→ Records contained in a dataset
-- start --

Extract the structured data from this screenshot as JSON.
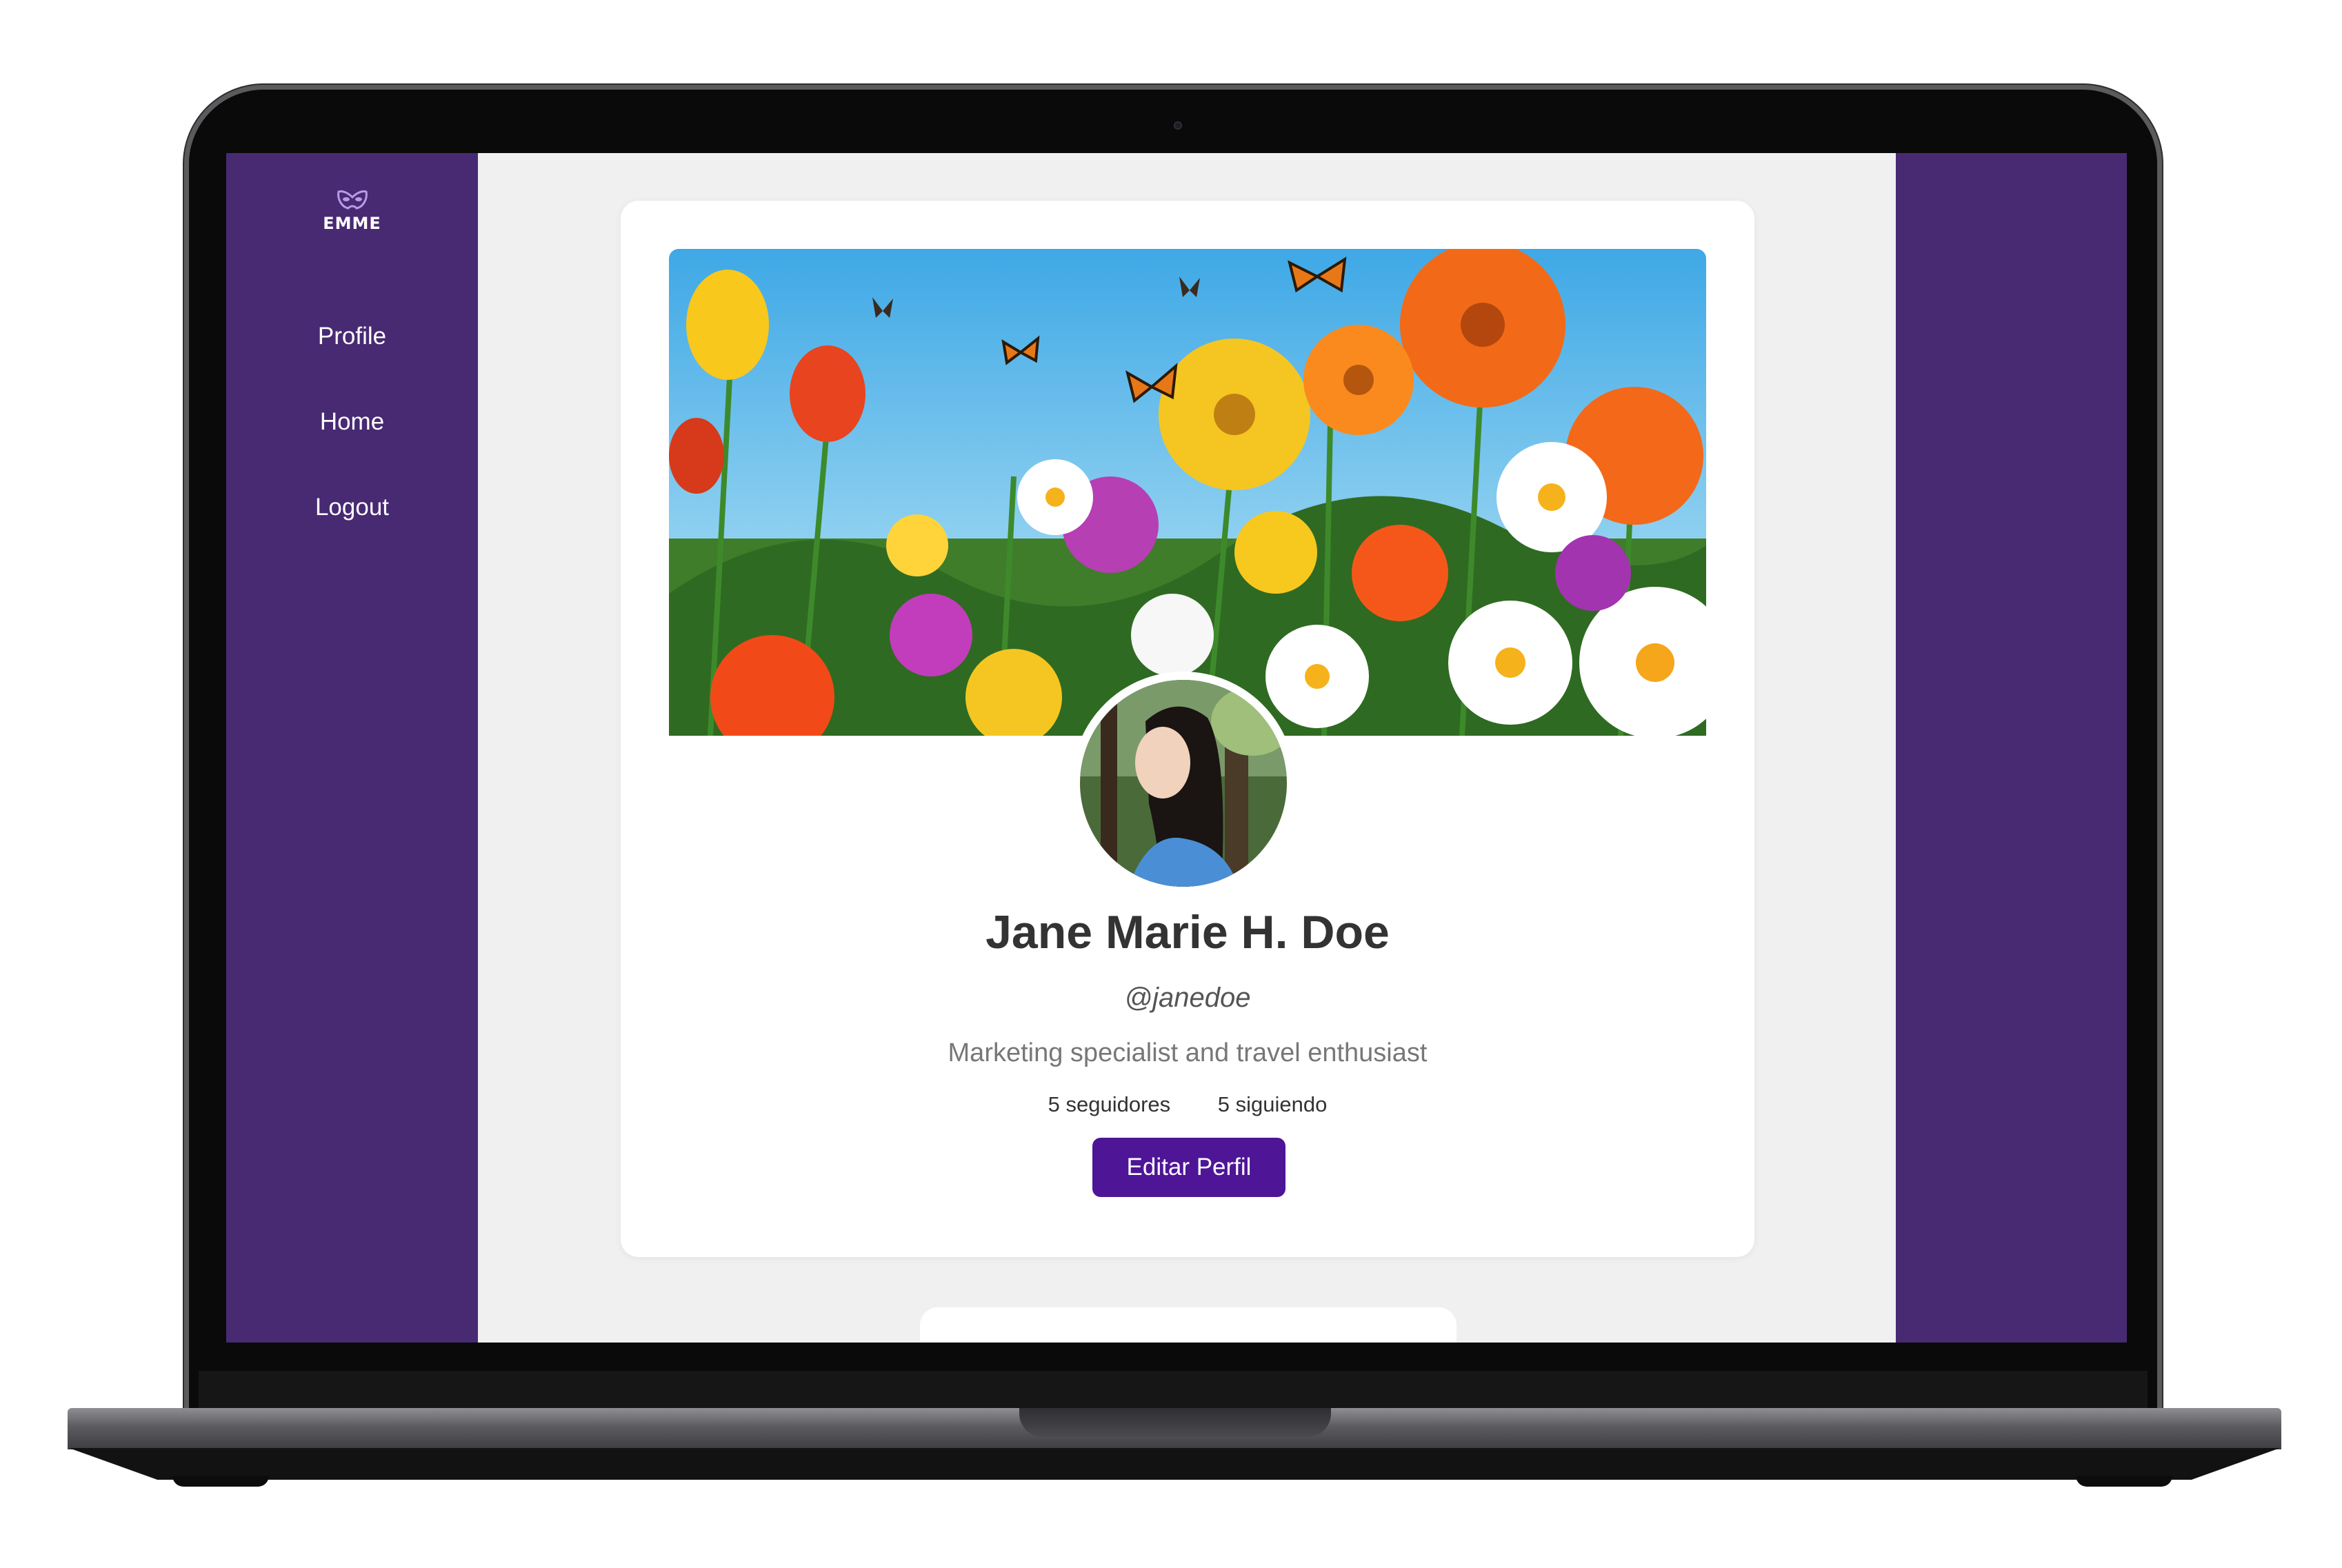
{
  "app": {
    "logo_text": "EMME",
    "logo_icon": "mask-icon"
  },
  "sidebar": {
    "items": [
      {
        "label": "Profile"
      },
      {
        "label": "Home"
      },
      {
        "label": "Logout"
      }
    ]
  },
  "profile": {
    "name": "Jane Marie H. Doe",
    "handle": "@janedoe",
    "bio": "Marketing specialist and travel enthusiast",
    "followers": "5 seguidores",
    "following": "5 siguiendo",
    "edit_label": "Editar Perfil"
  },
  "colors": {
    "sidebar_bg": "#482a73",
    "button_bg": "#4e1596",
    "page_bg": "#f0f0f0"
  }
}
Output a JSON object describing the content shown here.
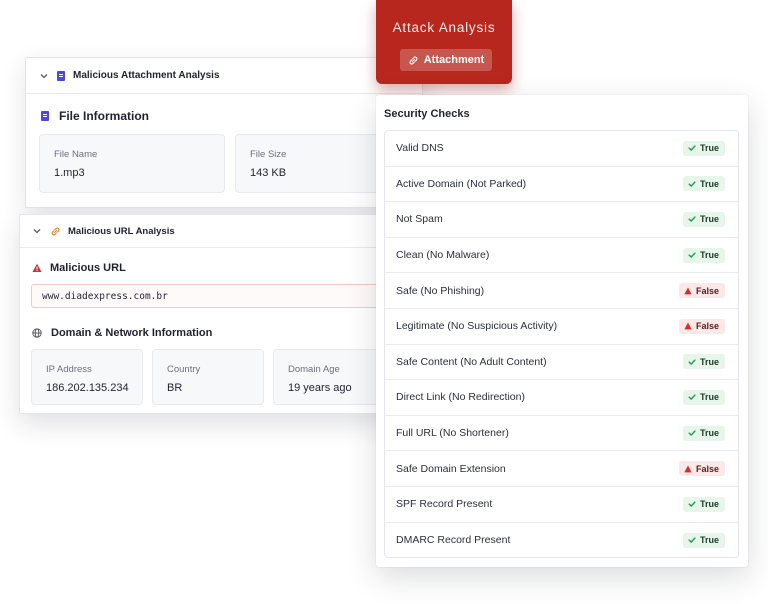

-- end --

→ Given instruction
The listing above needs to be output again exactly. Don't include the pictures.

→ Solution
Extract the structured data from this screenshot as JSON.
{
  "app": {
    "logo_text": "EMME",
    "logo_icon": "mask-icon"
  },
  "sidebar": {
    "items": [
      {
        "label": "Profile"
      },
      {
        "label": "Home"
      },
      {
        "label": "Logout"
      }
    ]
  },
  "profile": {
    "name": "Jane Marie H. Doe",
    "handle": "@janedoe",
    "bio": "Marketing specialist and travel enthusiast",
    "followers": "5 seguidores",
    "following": "5 siguiendo",
    "edit_label": "Editar Perfil"
  },
  "colors": {
    "sidebar_bg": "#482a73",
    "button_bg": "#4e1596",
    "page_bg": "#f0f0f0"
  }
}
Output a JSON object describing the content shown here.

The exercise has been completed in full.